## SUPPLIED INFORMATION
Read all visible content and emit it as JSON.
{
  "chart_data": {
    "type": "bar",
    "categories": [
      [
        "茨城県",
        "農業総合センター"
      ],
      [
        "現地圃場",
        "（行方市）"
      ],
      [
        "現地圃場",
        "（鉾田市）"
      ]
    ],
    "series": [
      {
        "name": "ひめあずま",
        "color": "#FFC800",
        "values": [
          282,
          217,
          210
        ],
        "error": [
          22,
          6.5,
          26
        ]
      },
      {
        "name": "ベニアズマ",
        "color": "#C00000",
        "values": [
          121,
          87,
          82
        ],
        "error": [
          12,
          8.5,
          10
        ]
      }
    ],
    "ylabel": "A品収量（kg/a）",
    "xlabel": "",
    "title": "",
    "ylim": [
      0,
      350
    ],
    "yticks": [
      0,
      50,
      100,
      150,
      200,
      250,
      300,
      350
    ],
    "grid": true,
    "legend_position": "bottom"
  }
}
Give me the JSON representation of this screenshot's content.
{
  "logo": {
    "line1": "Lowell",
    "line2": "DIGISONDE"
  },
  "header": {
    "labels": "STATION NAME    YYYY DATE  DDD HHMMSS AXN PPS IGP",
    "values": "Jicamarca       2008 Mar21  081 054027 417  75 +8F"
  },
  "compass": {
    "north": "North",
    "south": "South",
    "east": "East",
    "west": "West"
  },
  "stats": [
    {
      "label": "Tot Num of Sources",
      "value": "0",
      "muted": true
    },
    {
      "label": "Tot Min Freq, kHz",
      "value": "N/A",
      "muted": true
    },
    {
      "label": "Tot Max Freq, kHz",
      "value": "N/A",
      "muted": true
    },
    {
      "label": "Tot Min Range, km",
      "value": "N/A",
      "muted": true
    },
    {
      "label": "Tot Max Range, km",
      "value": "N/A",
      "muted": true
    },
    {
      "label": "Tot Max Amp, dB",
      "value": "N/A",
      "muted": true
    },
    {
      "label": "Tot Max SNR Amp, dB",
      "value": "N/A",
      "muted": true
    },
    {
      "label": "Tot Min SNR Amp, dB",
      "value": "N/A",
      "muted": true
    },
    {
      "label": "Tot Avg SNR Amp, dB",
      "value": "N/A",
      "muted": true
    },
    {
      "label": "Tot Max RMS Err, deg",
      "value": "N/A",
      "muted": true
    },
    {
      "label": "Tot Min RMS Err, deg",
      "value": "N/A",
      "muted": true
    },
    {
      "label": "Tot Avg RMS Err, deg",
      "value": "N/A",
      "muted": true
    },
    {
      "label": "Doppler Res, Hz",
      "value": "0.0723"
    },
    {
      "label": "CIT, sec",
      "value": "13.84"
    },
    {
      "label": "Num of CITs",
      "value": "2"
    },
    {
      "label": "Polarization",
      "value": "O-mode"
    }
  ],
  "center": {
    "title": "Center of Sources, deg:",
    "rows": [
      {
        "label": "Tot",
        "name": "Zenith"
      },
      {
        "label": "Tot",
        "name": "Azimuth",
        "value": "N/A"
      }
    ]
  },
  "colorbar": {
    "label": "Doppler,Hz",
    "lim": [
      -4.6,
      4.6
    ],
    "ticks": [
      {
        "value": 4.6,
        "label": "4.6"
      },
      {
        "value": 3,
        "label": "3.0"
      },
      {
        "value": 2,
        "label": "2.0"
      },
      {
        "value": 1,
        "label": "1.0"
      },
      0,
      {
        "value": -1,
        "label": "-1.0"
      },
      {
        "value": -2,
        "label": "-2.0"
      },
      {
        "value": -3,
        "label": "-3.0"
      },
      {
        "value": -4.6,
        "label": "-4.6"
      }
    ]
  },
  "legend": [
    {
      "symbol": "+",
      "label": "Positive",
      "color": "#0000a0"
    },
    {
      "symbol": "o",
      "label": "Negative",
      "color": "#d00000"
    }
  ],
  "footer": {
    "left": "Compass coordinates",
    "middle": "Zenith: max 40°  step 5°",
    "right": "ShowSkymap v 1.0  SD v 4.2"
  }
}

## GIVEN EXERCISE
Check each line above for "Zenith" and return the ones that have it.

## RESULT OF THIS EXERCISE
        "name": "Zenith"
    "middle": "Zenith: max 40°  step 5°",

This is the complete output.